What you are asked to do:
Retype the records below word for word and omit any image.

Provided material:
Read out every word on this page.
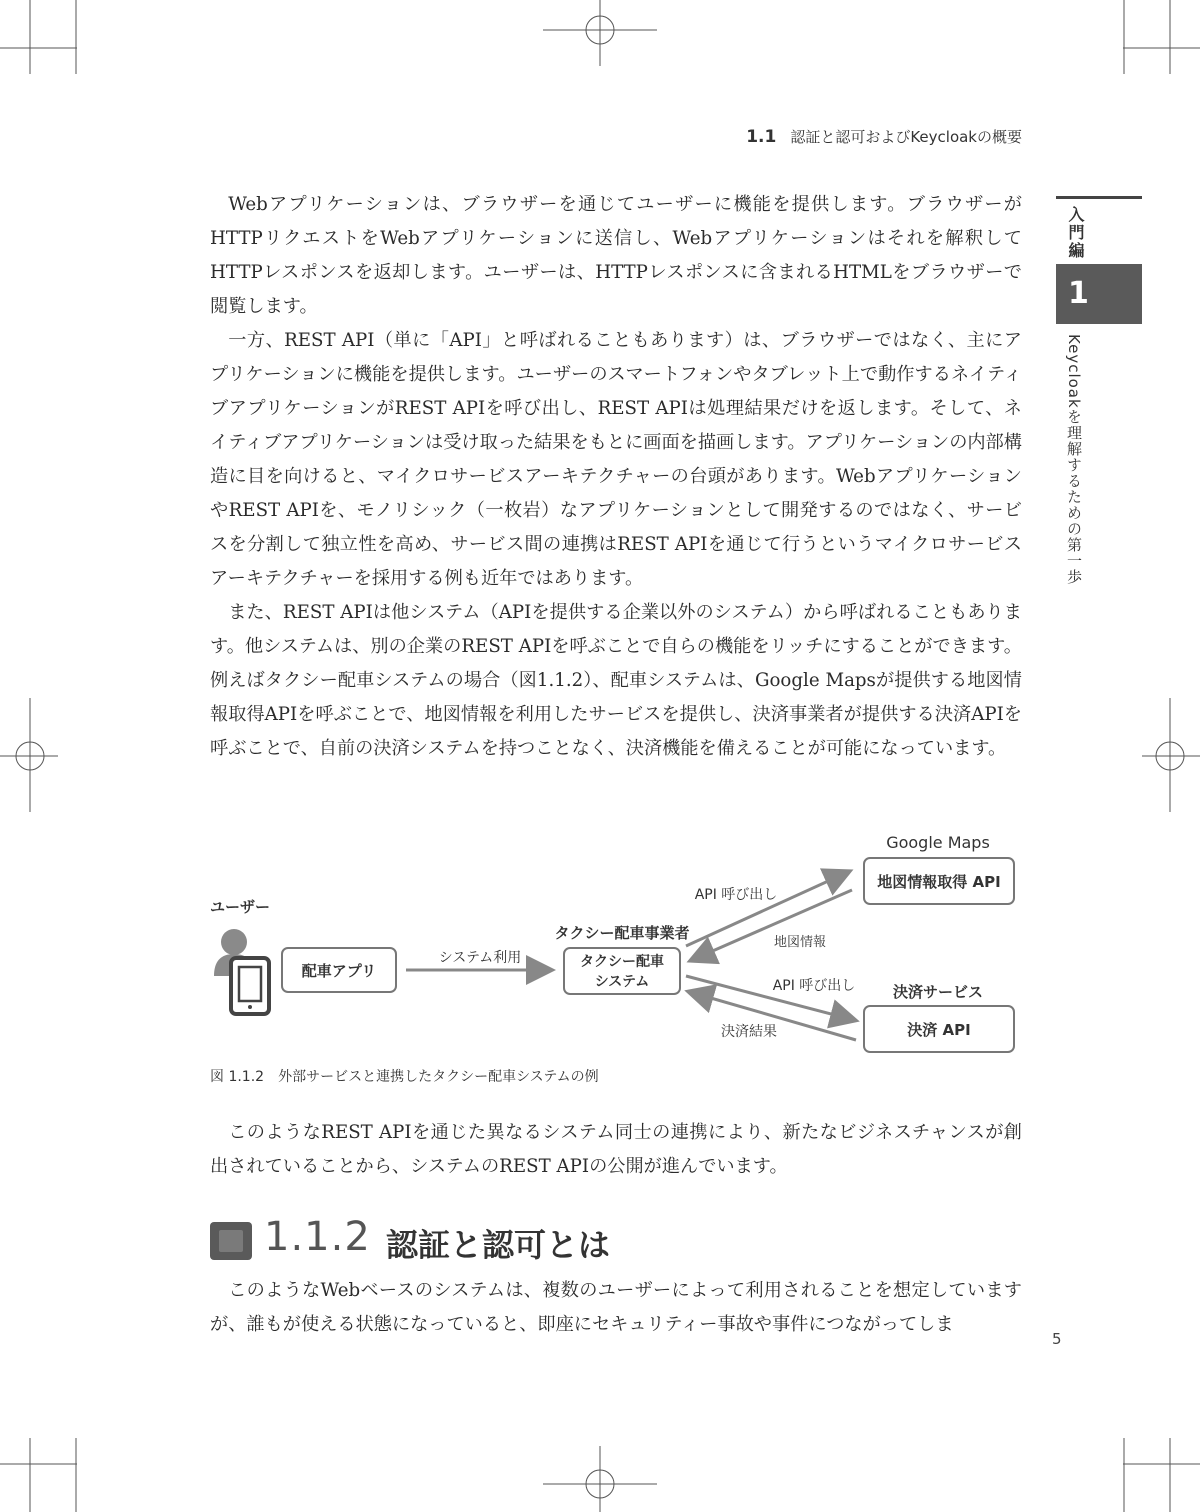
1.1 認証と認可およびKeycloakの概要
入門編
1
Keycloakを理解するための第一歩

Webアプリケーションは、ブラウザーを通じてユーザーに機能を提供します。ブラウザーがHTTPリクエストをWebアプリケーションに送信し、Webアプリケーションはそれを解釈してHTTPレスポンスを返却します。ユーザーは、HTTPレスポンスに含まれるHTMLをブラウザーで閲覧します。

一方、REST API（単に「API」と呼ばれることもあります）は、ブラウザーではなく、主にアプリケーションに機能を提供します。ユーザーのスマートフォンやタブレット上で動作するネイティブアプリケーションがREST APIを呼び出し、REST APIは処理結果だけを返します。そして、ネイティブアプリケーションは受け取った結果をもとに画面を描画します。アプリケーションの内部構造に目を向けると、マイクロサービスアーキテクチャーの台頭があります。WebアプリケーションやREST APIを、モノリシック（一枚岩）なアプリケーションとして開発するのではなく、サービスを分割して独立性を高め、サービス間の連携はREST APIを通じて行うというマイクロサービスアーキテクチャーを採用する例も近年ではあります。

また、REST APIは他システム（APIを提供する企業以外のシステム）から呼ばれることもあります。他システムは、別の企業のREST APIを呼ぶことで自らの機能をリッチにすることができます。例えばタクシー配車システムの場合（図1.1.2）、配車システムは、Google Mapsが提供する地図情報取得APIを呼ぶことで、地図情報を利用したサービスを提供し、決済事業者が提供する決済APIを呼ぶことで、自前の決済システムを持つことなく、決済機能を備えることが可能になっています。

ユーザー
配車アプリ
システム利用
タクシー配車事業者
タクシー配車
システム
API 呼び出し
地図情報
API 呼び出し
決済結果
Google Maps
地図情報取得 API
決済サービス
決済 API
図 1.1.2 外部サービスと連携したタクシー配車システムの例

このようなREST APIを通じた異なるシステム同士の連携により、新たなビジネスチャンスが創出されていることから、システムのREST APIの公開が進んでいます。

1.1.2 認証と認可とは

このようなWebベースのシステムは、複数のユーザーによって利用されることを想定していますが、誰もが使える状態になっていると、即座にセキュリティー事故や事件につながってしま

5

Worked answer:
Read out every word on this page.
1.1 認証と認可およびKeycloakの概要
入門編
1
Keycloakを理解するための第一歩

Webアプリケーションは、ブラウザーを通じてユーザーに機能を提供します。ブラウザーがHTTPリクエストをWebアプリケーションに送信し、Webアプリケーションはそれを解釈してHTTPレスポンスを返却します。ユーザーは、HTTPレスポンスに含まれるHTMLをブラウザーで閲覧します。

一方、REST API（単に「API」と呼ばれることもあります）は、ブラウザーではなく、主にアプリケーションに機能を提供します。ユーザーのスマートフォンやタブレット上で動作するネイティブアプリケーションがREST APIを呼び出し、REST APIは処理結果だけを返します。そして、ネイティブアプリケーションは受け取った結果をもとに画面を描画します。アプリケーションの内部構造に目を向けると、マイクロサービスアーキテクチャーの台頭があります。WebアプリケーションやREST APIを、モノリシック（一枚岩）なアプリケーションとして開発するのではなく、サービスを分割して独立性を高め、サービス間の連携はREST APIを通じて行うというマイクロサービスアーキテクチャーを採用する例も近年ではあります。

また、REST APIは他システム（APIを提供する企業以外のシステム）から呼ばれることもあります。他システムは、別の企業のREST APIを呼ぶことで自らの機能をリッチにすることができます。例えばタクシー配車システムの場合（図1.1.2）、配車システムは、Google Mapsが提供する地図情報取得APIを呼ぶことで、地図情報を利用したサービスを提供し、決済事業者が提供する決済APIを呼ぶことで、自前の決済システムを持つことなく、決済機能を備えることが可能になっています。

ユーザー
配車アプリ
システム利用
タクシー配車事業者
タクシー配車
システム
API 呼び出し
地図情報
API 呼び出し
決済結果
Google Maps
地図情報取得 API
決済サービス
決済 API
図 1.1.2 外部サービスと連携したタクシー配車システムの例

このようなREST APIを通じた異なるシステム同士の連携により、新たなビジネスチャンスが創出されていることから、システムのREST APIの公開が進んでいます。

1.1.2 認証と認可とは

このようなWebベースのシステムは、複数のユーザーによって利用されることを想定していますが、誰もが使える状態になっていると、即座にセキュリティー事故や事件につながってしま

5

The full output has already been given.